--- EXERCISE AIM ---
Leave the pictures out and reproduce, exactly, the lines from the one with "Transcribe the text in this document." through the end of the entries below.

--- PROVIDED RECORDS ---
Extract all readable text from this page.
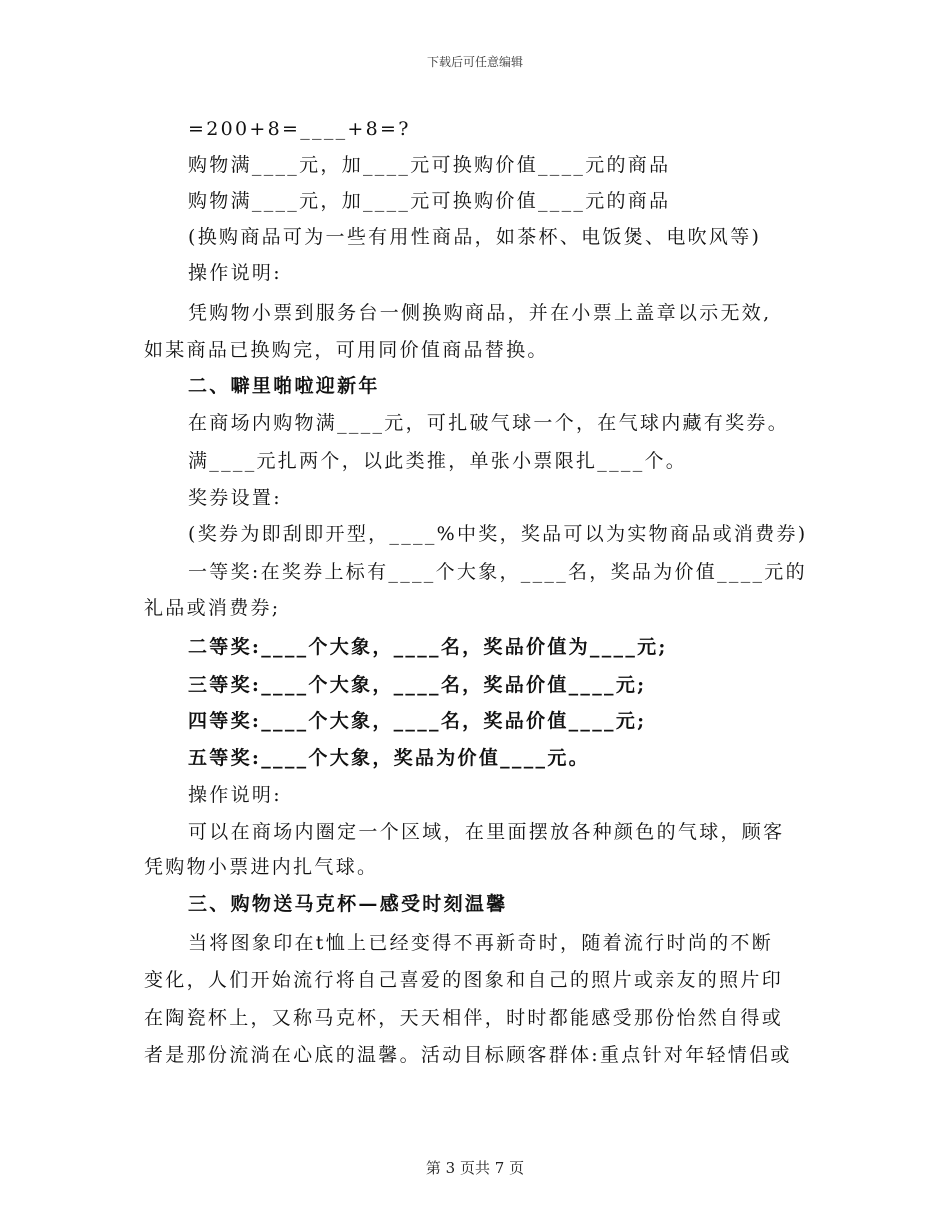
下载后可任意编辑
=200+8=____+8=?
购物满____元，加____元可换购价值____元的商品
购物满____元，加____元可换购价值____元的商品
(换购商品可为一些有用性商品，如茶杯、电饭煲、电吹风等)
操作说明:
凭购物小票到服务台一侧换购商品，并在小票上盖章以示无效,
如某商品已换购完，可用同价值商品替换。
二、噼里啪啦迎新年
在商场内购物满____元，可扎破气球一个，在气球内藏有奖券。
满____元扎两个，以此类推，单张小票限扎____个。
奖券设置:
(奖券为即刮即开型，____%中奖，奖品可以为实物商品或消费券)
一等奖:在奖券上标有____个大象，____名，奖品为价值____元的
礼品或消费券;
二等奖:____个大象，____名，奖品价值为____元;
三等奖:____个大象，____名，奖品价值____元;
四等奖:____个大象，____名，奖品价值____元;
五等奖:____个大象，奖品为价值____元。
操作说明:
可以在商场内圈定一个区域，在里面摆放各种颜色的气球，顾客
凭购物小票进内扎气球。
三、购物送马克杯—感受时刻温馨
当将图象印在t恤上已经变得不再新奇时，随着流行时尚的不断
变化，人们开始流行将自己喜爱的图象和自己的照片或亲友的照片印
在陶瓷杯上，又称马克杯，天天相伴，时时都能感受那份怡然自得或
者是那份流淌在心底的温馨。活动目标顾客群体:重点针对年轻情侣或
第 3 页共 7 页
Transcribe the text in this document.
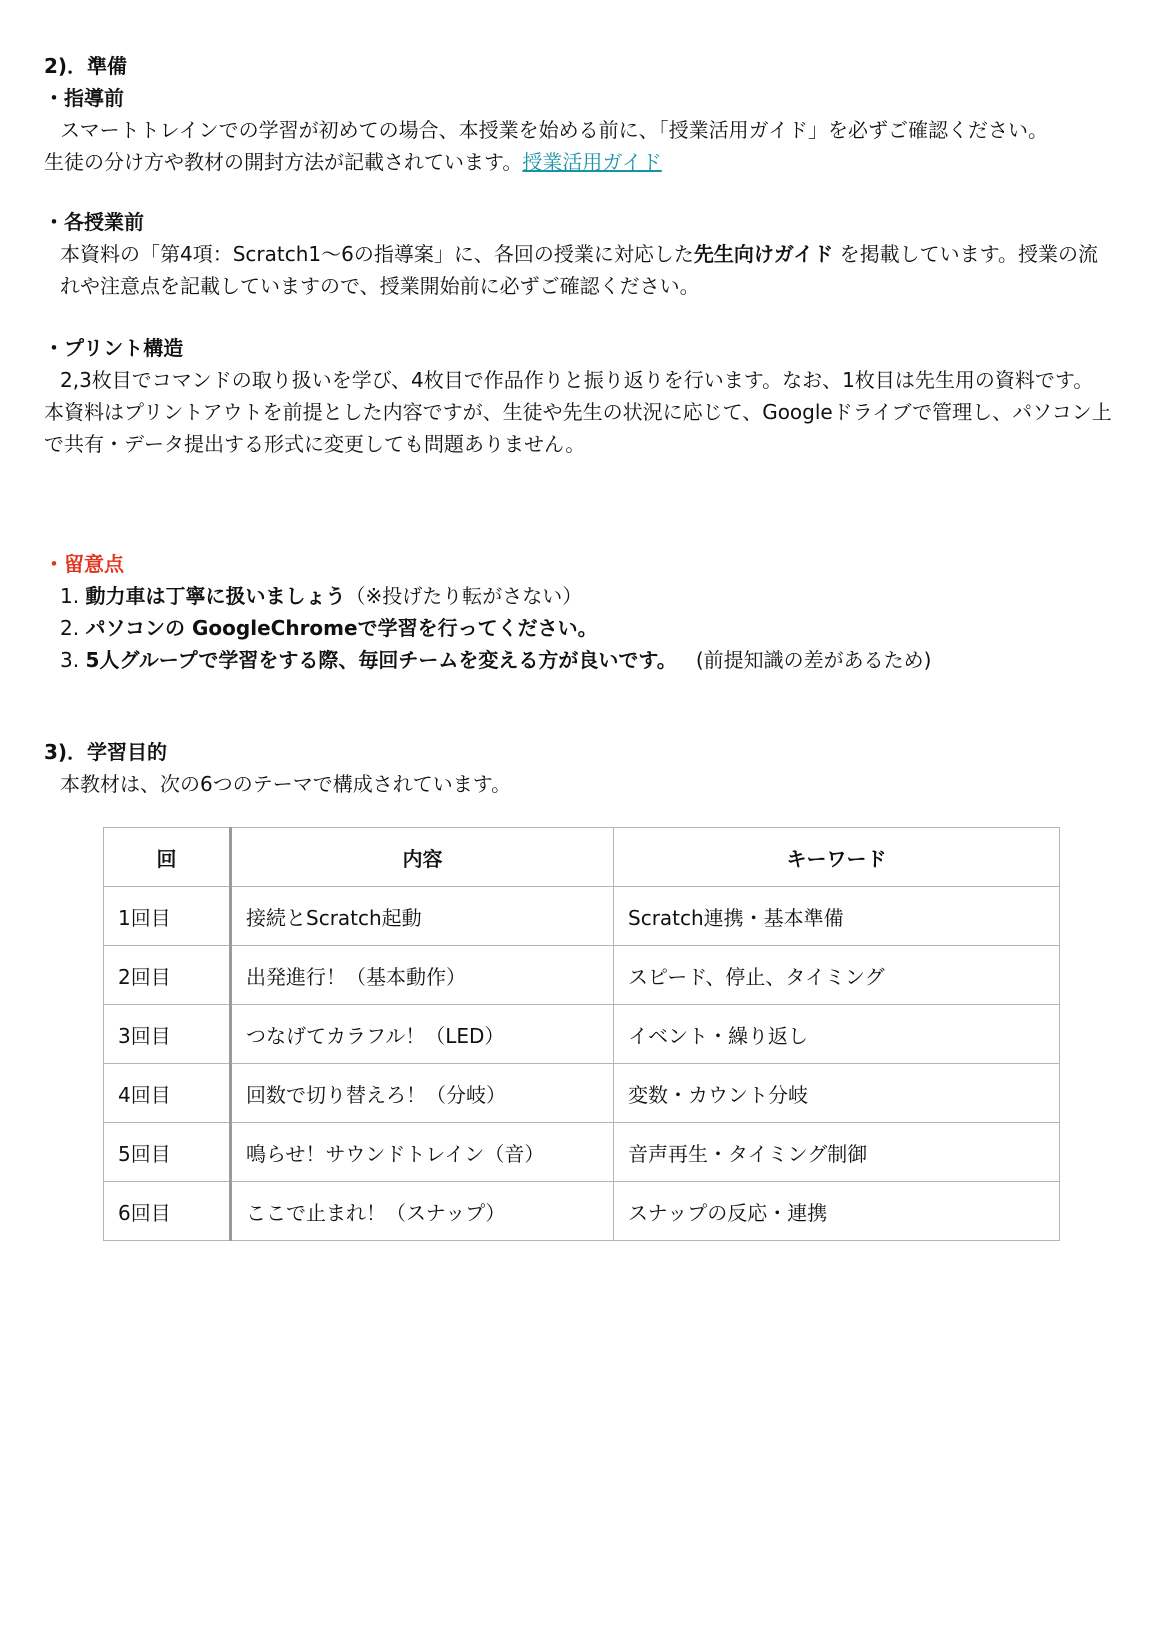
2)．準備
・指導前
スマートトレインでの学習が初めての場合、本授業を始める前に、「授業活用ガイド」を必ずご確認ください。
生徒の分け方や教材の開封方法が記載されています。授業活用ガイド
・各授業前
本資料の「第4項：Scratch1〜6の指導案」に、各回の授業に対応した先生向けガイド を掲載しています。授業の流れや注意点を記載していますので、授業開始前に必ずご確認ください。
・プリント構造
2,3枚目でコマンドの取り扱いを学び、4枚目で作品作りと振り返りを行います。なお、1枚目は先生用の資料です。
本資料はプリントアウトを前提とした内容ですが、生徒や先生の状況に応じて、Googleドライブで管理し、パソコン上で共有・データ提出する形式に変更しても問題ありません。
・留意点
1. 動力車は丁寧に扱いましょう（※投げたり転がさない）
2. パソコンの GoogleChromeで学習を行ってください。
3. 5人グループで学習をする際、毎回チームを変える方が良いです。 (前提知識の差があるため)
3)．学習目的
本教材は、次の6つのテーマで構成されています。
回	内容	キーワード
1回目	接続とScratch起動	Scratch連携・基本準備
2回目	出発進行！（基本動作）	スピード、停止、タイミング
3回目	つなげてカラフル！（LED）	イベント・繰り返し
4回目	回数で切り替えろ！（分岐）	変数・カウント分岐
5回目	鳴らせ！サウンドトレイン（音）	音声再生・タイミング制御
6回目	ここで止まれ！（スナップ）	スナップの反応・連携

--- WORKED ANSWER ---
Transcribe the text in this document.
2)．準備
・指導前
スマートトレインでの学習が初めての場合、本授業を始める前に、「授業活用ガイド」を必ずご確認ください。
生徒の分け方や教材の開封方法が記載されています。授業活用ガイド
・各授業前
本資料の「第4項：Scratch1〜6の指導案」に、各回の授業に対応した先生向けガイド を掲載しています。授業の流れや注意点を記載していますので、授業開始前に必ずご確認ください。
・プリント構造
2,3枚目でコマンドの取り扱いを学び、4枚目で作品作りと振り返りを行います。なお、1枚目は先生用の資料です。
本資料はプリントアウトを前提とした内容ですが、生徒や先生の状況に応じて、Googleドライブで管理し、パソコン上で共有・データ提出する形式に変更しても問題ありません。
・留意点
1. 動力車は丁寧に扱いましょう（※投げたり転がさない）
2. パソコンの GoogleChromeで学習を行ってください。
3. 5人グループで学習をする際、毎回チームを変える方が良いです。 (前提知識の差があるため)
3)．学習目的
本教材は、次の6つのテーマで構成されています。
回	内容	キーワード
1回目	接続とScratch起動	Scratch連携・基本準備
2回目	出発進行！（基本動作）	スピード、停止、タイミング
3回目	つなげてカラフル！（LED）	イベント・繰り返し
4回目	回数で切り替えろ！（分岐）	変数・カウント分岐
5回目	鳴らせ！サウンドトレイン（音）	音声再生・タイミング制御
6回目	ここで止まれ！（スナップ）	スナップの反応・連携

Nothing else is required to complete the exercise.